Given instruction: Exclude all pictures, then copy each of the records exactly as written.

Records:

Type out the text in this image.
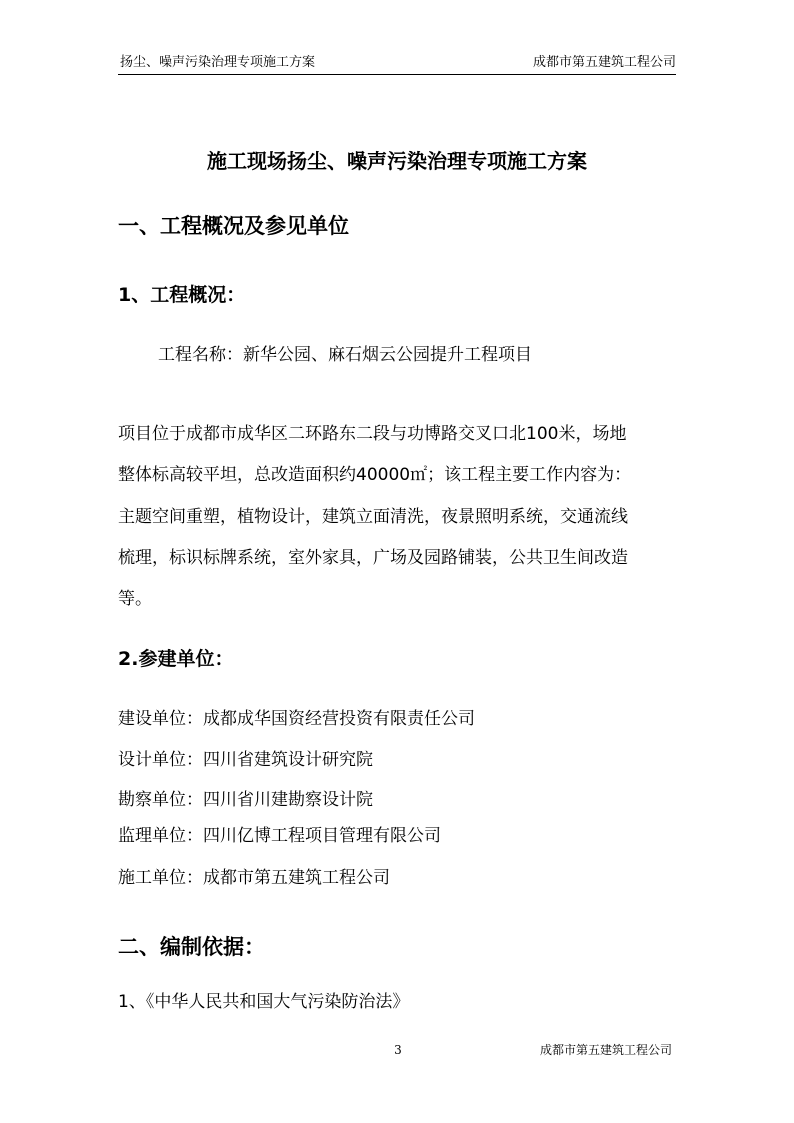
扬尘、噪声污染治理专项施工方案	成都市第五建筑工程公司
施工现场扬尘、噪声污染治理专项施工方案
一、工程概况及参见单位
1、工程概况：
工程名称：新华公园、麻石烟云公园提升工程项目
项目位于成都市成华区二环路东二段与功博路交叉口北100米，场地
整体标高较平坦，总改造面积约40000㎡；该工程主要工作内容为：
主题空间重塑，植物设计，建筑立面清洗，夜景照明系统，交通流线
梳理，标识标牌系统，室外家具，广场及园路铺装，公共卫生间改造
等。
2.参建单位：
建设单位：成都成华国资经营投资有限责任公司
设计单位：四川省建筑设计研究院
勘察单位：四川省川建勘察设计院
监理单位：四川亿博工程项目管理有限公司
施工单位：成都市第五建筑工程公司
二、编制依据：
1、《中华人民共和国大气污染防治法》
3	成都市第五建筑工程公司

Full output:
Type out the text in this image.
扬尘、噪声污染治理专项施工方案	成都市第五建筑工程公司
施工现场扬尘、噪声污染治理专项施工方案
一、工程概况及参见单位
1、工程概况：
工程名称：新华公园、麻石烟云公园提升工程项目
项目位于成都市成华区二环路东二段与功博路交叉口北100米，场地
整体标高较平坦，总改造面积约40000㎡；该工程主要工作内容为：
主题空间重塑，植物设计，建筑立面清洗，夜景照明系统，交通流线
梳理，标识标牌系统，室外家具，广场及园路铺装，公共卫生间改造
等。
2.参建单位：
建设单位：成都成华国资经营投资有限责任公司
设计单位：四川省建筑设计研究院
勘察单位：四川省川建勘察设计院
监理单位：四川亿博工程项目管理有限公司
施工单位：成都市第五建筑工程公司
二、编制依据：
1、《中华人民共和国大气污染防治法》
3	成都市第五建筑工程公司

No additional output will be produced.